→ **Exercise details**:
Transcribe the data in full and exactly, omitting any pictures.
════
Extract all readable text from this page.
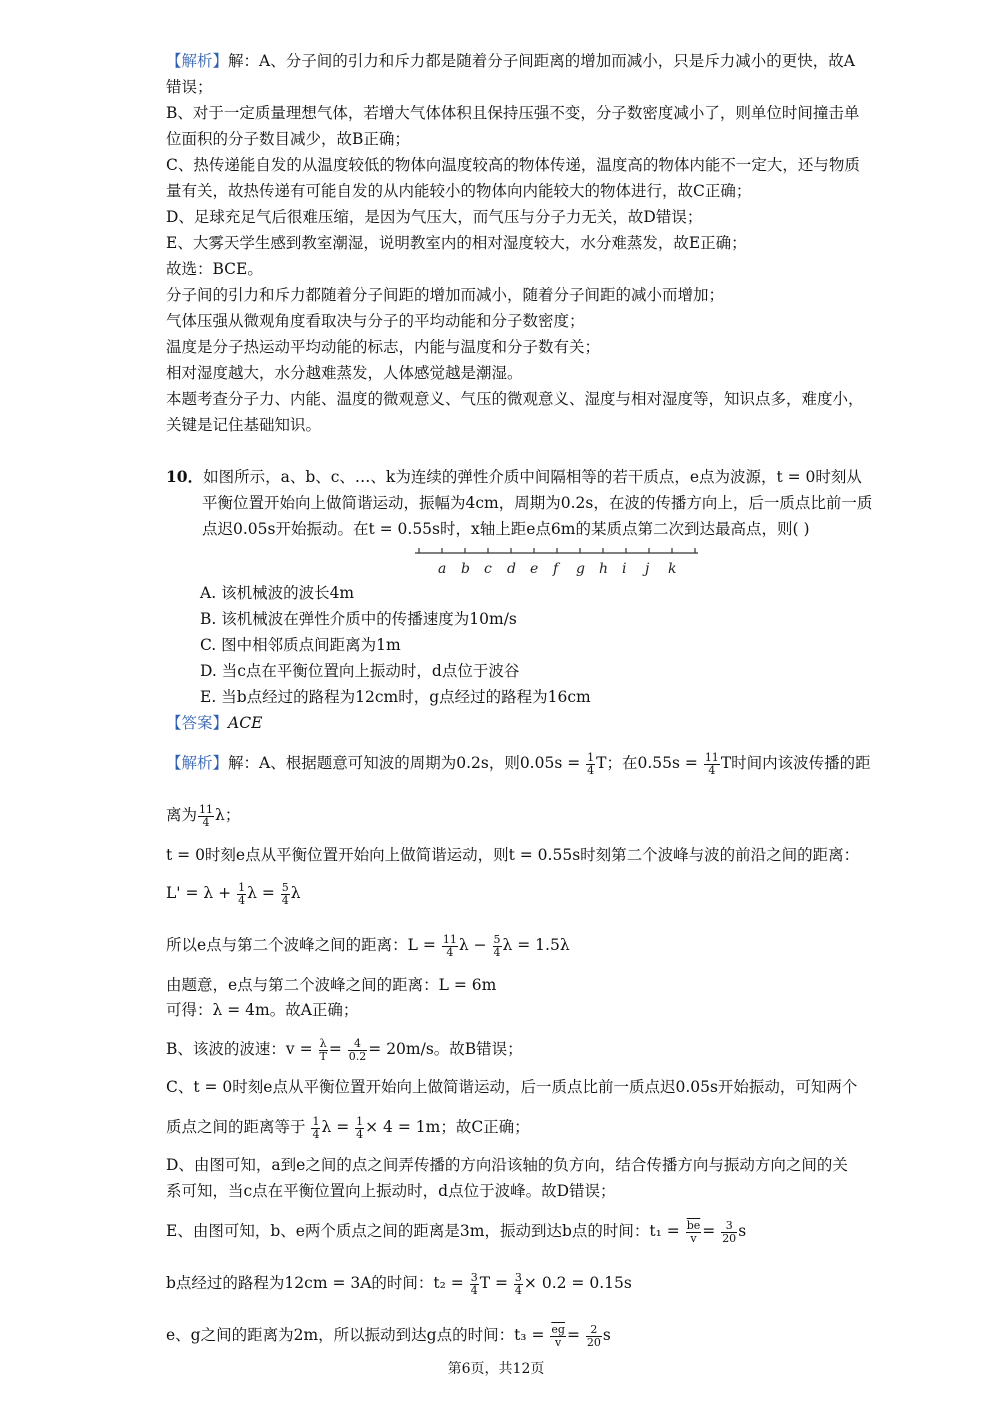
【解析】解：A、分子间的引力和斥力都是随着分子间距离的增加而减小，只是斥力减小的更快，故A
错误；
B、对于一定质量理想气体，若增大气体体积且保持压强不变，分子数密度减小了，则单位时间撞击单
位面积的分子数目减少，故B正确；
C、热传递能自发的从温度较低的物体向温度较高的物体传递，温度高的物体内能不一定大，还与物质
量有关，故热传递有可能自发的从内能较小的物体向内能较大的物体进行，故C正确；
D、足球充足气后很难压缩，是因为气压大，而气压与分子力无关，故D错误；
E、大雾天学生感到教室潮湿，说明教室内的相对湿度较大，水分难蒸发，故E正确；
故选：BCE。
分子间的引力和斥力都随着分子间距的增加而减小，随着分子间距的减小而增加；
气体压强从微观角度看取决与分子的平均动能和分子数密度；
温度是分子热运动平均动能的标志，内能与温度和分子数有关；
相对湿度越大，水分越难蒸发，人体感觉越是潮湿。
本题考查分子力、内能、温度的微观意义、气压的微观意义、湿度与相对湿度等，知识点多，难度小，
关键是记住基础知识。
10．如图所示，a、b、c、…、k为连续的弹性介质中间隔相等的若干质点，e点为波源，t = 0时刻从
平衡位置开始向上做简谐运动，振幅为4cm，周期为0.2s，在波的传播方向上，后一质点比前一质
点迟0.05s开始振动。在t = 0.55s时，x轴上距e点6m的某质点第二次到达最高点，则( )
a b c d e f g h i j k
A. 该机械波的波长4m
B. 该机械波在弹性介质中的传播速度为10m/s
C. 图中相邻质点间距离为1m
D. 当c点在平衡位置向上振动时，d点位于波谷
E. 当b点经过的路程为12cm时，g点经过的路程为16cm
【答案】ACE
【解析】解：A、根据题意可知波的周期为0.2s，则$0.05s = \frac{1}{4}$ T；在$0.55s = \frac{11}{4}$ T时间内该波传播的距
离为 $\frac{11}{4}$ λ；
t = 0时刻e点从平衡位置开始向上做简谐运动，则t = 0.55s时刻第二个波峰与波的前沿之间的距离：
$L' = \lambda + \frac{1}{4}$ $\lambda = \frac{5}{4}$ λ
所以e点与第二个波峰之间的距离：$L = \frac{11}{4}$ $\lambda - \frac{5}{4}$ λ = 1.5λ
由题意，e点与第二个波峰之间的距离：L = 6m
可得：λ = 4m。故A正确；
B、该波的波速：$v = \frac{\lambda}{T} = \frac{4}{0.2} = 20m/s$。故B错误；
C、t = 0时刻e点从平衡位置开始向上做简谐运动，后一质点比前一质点迟0.05s开始振动，可知两个
质点之间的距离等于 $\frac{1}{4}$ $\lambda = \frac{1}{4} \times 4 = 1m$；故C正确；
D、由图可知，a到e之间的点之间弄传播的方向沿该轴的负方向，结合传播方向与振动方向之间的关
系可知，当c点在平衡位置向上振动时，d点位于波峰。故D错误；
E、由图可知，b、e两个质点之间的距离是3m，振动到达b点的时间：$t_1 = \frac{\overline{be}}{v} = \frac{3}{20}$ s
b点经过的路程为12cm = 3A的时间：$t_2 = \frac{3}{4}$ $T = \frac{3}{4} \times 0.2 = 0.15s$
e、g之间的距离为2m，所以振动到达g点的时间：$t_3 = \frac{\overline{eg}}{v} = \frac{2}{20}$ s
第6页，共12页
════
→ **Written solution**:
Extract all readable text from this page.
【解析】解：A、分子间的引力和斥力都是随着分子间距离的增加而减小，只是斥力减小的更快，故A
错误；
B、对于一定质量理想气体，若增大气体体积且保持压强不变，分子数密度减小了，则单位时间撞击单
位面积的分子数目减少，故B正确；
C、热传递能自发的从温度较低的物体向温度较高的物体传递，温度高的物体内能不一定大，还与物质
量有关，故热传递有可能自发的从内能较小的物体向内能较大的物体进行，故C正确；
D、足球充足气后很难压缩，是因为气压大，而气压与分子力无关，故D错误；
E、大雾天学生感到教室潮湿，说明教室内的相对湿度较大，水分难蒸发，故E正确；
故选：BCE。
分子间的引力和斥力都随着分子间距的增加而减小，随着分子间距的减小而增加；
气体压强从微观角度看取决与分子的平均动能和分子数密度；
温度是分子热运动平均动能的标志，内能与温度和分子数有关；
相对湿度越大，水分越难蒸发，人体感觉越是潮湿。
本题考查分子力、内能、温度的微观意义、气压的微观意义、湿度与相对湿度等，知识点多，难度小，
关键是记住基础知识。
10．如图所示，a、b、c、…、k为连续的弹性介质中间隔相等的若干质点，e点为波源，t = 0时刻从
平衡位置开始向上做简谐运动，振幅为4cm，周期为0.2s，在波的传播方向上，后一质点比前一质
点迟0.05s开始振动。在t = 0.55s时，x轴上距e点6m的某质点第二次到达最高点，则( )
a b c d e f g h i j k
A. 该机械波的波长4m
B. 该机械波在弹性介质中的传播速度为10m/s
C. 图中相邻质点间距离为1m
D. 当c点在平衡位置向上振动时，d点位于波谷
E. 当b点经过的路程为12cm时，g点经过的路程为16cm
【答案】ACE
【解析】解：A、根据题意可知波的周期为0.2s，则$0.05s = \frac{1}{4}$ T；在$0.55s = \frac{11}{4}$ T时间内该波传播的距
离为 $\frac{11}{4}$ λ；
t = 0时刻e点从平衡位置开始向上做简谐运动，则t = 0.55s时刻第二个波峰与波的前沿之间的距离：
$L' = \lambda + \frac{1}{4}$ $\lambda = \frac{5}{4}$ λ
所以e点与第二个波峰之间的距离：$L = \frac{11}{4}$ $\lambda - \frac{5}{4}$ λ = 1.5λ
由题意，e点与第二个波峰之间的距离：L = 6m
可得：λ = 4m。故A正确；
B、该波的波速：$v = \frac{\lambda}{T} = \frac{4}{0.2} = 20m/s$。故B错误；
C、t = 0时刻e点从平衡位置开始向上做简谐运动，后一质点比前一质点迟0.05s开始振动，可知两个
质点之间的距离等于 $\frac{1}{4}$ $\lambda = \frac{1}{4} \times 4 = 1m$；故C正确；
D、由图可知，a到e之间的点之间弄传播的方向沿该轴的负方向，结合传播方向与振动方向之间的关
系可知，当c点在平衡位置向上振动时，d点位于波峰。故D错误；
E、由图可知，b、e两个质点之间的距离是3m，振动到达b点的时间：$t_1 = \frac{\overline{be}}{v} = \frac{3}{20}$ s
b点经过的路程为12cm = 3A的时间：$t_2 = \frac{3}{4}$ $T = \frac{3}{4} \times 0.2 = 0.15s$
e、g之间的距离为2m，所以振动到达g点的时间：$t_3 = \frac{\overline{eg}}{v} = \frac{2}{20}$ s
第6页，共12页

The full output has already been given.